■ **Work to complete**
Check every line below for the word "JSON" and show those that hold it.

■ **Exercise materials**
★ ★ ★ ★ ★ ★ ★

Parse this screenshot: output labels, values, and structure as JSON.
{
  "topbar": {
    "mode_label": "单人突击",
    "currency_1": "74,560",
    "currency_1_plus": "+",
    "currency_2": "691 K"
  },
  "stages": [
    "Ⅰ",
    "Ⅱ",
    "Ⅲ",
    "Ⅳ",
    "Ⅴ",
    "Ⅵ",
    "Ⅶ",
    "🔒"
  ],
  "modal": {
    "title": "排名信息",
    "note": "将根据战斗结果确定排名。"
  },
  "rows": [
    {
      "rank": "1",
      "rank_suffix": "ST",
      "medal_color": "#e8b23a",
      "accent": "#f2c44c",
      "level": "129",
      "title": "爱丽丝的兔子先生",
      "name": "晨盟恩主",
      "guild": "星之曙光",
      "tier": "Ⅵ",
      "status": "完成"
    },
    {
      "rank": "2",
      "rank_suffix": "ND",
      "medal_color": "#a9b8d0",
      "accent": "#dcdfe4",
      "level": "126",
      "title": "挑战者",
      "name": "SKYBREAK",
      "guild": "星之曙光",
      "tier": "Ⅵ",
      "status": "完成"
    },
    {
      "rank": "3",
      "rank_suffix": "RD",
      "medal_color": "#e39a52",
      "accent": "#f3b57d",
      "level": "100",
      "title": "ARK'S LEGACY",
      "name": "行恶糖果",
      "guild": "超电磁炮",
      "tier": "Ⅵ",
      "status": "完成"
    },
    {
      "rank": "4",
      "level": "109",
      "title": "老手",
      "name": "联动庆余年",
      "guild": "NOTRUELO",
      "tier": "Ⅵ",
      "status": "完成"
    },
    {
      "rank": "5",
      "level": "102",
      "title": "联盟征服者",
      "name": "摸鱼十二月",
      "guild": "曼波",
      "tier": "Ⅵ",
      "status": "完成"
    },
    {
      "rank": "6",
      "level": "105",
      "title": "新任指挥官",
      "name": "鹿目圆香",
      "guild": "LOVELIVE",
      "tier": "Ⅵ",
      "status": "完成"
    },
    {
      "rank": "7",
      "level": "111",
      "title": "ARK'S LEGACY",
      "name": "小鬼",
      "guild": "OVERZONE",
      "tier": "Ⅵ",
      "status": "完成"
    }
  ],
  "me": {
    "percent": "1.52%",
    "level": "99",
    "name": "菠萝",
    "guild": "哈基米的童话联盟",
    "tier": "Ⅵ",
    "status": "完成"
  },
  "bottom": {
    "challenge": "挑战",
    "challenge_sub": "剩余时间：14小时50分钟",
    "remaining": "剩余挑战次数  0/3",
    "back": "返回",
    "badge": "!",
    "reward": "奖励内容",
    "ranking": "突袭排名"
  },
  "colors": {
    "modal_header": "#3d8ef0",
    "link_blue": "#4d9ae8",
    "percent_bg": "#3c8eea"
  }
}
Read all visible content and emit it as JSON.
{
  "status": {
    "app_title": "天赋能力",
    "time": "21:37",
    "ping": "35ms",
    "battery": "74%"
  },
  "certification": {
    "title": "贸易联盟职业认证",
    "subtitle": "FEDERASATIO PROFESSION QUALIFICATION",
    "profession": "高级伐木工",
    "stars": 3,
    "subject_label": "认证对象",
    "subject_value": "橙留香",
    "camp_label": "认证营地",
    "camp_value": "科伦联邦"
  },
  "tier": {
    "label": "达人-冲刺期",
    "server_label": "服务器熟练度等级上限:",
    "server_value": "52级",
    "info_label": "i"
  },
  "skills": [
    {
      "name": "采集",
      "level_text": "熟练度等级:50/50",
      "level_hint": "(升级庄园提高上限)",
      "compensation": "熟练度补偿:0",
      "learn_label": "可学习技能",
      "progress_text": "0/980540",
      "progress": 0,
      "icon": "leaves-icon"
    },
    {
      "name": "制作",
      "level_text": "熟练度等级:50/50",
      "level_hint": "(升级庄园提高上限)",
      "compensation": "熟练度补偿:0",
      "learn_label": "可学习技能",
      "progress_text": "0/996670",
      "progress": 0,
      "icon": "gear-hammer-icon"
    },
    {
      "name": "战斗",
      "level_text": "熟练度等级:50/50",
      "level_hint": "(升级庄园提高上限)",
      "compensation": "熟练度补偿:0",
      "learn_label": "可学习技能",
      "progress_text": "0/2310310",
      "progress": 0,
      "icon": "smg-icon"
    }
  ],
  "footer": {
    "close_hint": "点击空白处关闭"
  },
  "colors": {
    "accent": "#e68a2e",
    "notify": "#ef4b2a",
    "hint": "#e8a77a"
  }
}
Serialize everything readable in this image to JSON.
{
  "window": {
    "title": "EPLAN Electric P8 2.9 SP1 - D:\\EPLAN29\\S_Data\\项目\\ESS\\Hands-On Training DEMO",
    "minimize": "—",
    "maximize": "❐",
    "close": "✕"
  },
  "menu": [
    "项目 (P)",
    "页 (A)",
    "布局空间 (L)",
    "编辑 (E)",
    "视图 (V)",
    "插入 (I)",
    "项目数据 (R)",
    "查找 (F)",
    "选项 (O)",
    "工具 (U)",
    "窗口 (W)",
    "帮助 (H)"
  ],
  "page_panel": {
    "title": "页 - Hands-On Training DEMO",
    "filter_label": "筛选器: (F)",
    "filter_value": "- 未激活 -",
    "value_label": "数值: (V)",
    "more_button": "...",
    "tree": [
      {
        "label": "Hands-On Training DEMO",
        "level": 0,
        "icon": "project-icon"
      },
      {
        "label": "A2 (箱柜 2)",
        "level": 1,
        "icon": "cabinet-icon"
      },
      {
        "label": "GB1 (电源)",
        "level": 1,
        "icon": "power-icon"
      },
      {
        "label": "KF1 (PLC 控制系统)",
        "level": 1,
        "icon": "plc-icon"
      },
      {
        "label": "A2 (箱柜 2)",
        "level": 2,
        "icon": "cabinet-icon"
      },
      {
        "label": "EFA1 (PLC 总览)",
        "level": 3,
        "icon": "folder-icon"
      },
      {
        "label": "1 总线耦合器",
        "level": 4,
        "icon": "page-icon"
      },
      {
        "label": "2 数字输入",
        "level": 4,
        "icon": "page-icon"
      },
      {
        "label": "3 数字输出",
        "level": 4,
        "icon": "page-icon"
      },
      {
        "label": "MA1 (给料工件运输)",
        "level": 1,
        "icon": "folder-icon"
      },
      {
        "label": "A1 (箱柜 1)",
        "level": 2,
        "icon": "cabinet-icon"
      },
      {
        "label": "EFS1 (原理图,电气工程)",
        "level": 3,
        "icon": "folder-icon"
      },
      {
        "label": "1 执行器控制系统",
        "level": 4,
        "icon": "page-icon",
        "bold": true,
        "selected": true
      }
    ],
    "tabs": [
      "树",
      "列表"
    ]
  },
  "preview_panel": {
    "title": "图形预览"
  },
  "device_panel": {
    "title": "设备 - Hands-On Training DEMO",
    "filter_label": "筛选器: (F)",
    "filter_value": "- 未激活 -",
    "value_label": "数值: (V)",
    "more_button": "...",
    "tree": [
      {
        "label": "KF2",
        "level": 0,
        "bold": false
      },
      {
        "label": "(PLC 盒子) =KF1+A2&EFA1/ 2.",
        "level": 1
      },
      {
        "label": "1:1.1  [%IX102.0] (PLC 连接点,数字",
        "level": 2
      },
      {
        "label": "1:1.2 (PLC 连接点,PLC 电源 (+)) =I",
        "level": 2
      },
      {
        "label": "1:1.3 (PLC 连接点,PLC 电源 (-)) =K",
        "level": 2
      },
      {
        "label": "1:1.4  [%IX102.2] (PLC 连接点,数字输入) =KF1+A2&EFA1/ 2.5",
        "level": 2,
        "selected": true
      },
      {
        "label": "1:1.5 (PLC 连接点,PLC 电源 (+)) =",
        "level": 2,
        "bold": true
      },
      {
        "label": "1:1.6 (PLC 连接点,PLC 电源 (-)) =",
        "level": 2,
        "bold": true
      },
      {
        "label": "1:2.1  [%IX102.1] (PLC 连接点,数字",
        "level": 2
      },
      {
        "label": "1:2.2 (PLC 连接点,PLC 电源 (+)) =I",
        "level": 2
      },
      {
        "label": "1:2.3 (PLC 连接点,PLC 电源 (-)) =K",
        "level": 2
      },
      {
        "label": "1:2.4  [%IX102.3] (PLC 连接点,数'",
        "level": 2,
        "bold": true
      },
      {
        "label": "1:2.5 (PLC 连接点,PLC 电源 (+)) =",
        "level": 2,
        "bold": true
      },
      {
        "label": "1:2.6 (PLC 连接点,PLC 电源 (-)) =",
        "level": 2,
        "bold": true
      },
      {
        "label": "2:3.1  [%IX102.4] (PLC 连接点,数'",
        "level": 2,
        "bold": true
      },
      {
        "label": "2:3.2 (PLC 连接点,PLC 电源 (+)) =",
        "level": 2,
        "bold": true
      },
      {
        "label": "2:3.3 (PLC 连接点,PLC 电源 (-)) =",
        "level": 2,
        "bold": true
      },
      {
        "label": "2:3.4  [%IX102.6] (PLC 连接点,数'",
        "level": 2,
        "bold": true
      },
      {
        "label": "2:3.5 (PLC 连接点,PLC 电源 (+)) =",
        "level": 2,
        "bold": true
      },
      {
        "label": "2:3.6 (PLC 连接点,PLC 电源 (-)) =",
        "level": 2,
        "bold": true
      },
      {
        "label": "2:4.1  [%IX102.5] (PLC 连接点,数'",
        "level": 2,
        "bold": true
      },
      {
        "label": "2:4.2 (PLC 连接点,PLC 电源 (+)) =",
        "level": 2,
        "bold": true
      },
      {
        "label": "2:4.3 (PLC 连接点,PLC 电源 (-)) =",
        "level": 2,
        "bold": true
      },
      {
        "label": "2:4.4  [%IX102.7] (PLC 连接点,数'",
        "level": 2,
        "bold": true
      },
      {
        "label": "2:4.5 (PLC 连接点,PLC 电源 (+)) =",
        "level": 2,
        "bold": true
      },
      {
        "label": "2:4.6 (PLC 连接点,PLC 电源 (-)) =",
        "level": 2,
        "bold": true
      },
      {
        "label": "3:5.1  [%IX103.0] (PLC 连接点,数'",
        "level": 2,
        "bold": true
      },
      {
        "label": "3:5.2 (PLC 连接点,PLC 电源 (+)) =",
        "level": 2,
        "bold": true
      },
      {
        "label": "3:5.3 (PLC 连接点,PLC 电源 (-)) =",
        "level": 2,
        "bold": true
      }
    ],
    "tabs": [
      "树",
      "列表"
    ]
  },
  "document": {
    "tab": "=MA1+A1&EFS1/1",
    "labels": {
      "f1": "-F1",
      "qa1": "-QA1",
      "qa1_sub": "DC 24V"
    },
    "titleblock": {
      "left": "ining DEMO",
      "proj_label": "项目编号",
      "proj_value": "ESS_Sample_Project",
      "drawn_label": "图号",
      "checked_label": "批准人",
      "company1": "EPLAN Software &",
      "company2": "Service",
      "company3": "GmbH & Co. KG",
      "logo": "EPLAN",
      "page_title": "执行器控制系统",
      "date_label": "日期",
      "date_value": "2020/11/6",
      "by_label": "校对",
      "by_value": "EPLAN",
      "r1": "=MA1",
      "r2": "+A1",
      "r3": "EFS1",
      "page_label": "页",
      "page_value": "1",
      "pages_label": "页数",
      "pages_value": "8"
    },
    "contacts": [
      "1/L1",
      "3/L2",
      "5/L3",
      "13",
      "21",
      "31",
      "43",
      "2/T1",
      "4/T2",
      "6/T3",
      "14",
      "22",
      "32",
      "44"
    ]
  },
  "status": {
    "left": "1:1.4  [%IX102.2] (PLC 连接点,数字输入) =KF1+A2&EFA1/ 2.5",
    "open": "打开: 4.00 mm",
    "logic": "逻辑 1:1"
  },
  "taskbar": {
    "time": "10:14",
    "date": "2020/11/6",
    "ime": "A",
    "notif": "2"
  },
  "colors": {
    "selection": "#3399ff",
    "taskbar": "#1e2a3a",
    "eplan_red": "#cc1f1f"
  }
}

★ ★ ★ ★ ★ ★ ★

■ **Full answer**
Parse this screenshot: output labels, values, and structure as JSON.
Read all visible content and emit it as JSON.
Serialize everything readable in this image to JSON.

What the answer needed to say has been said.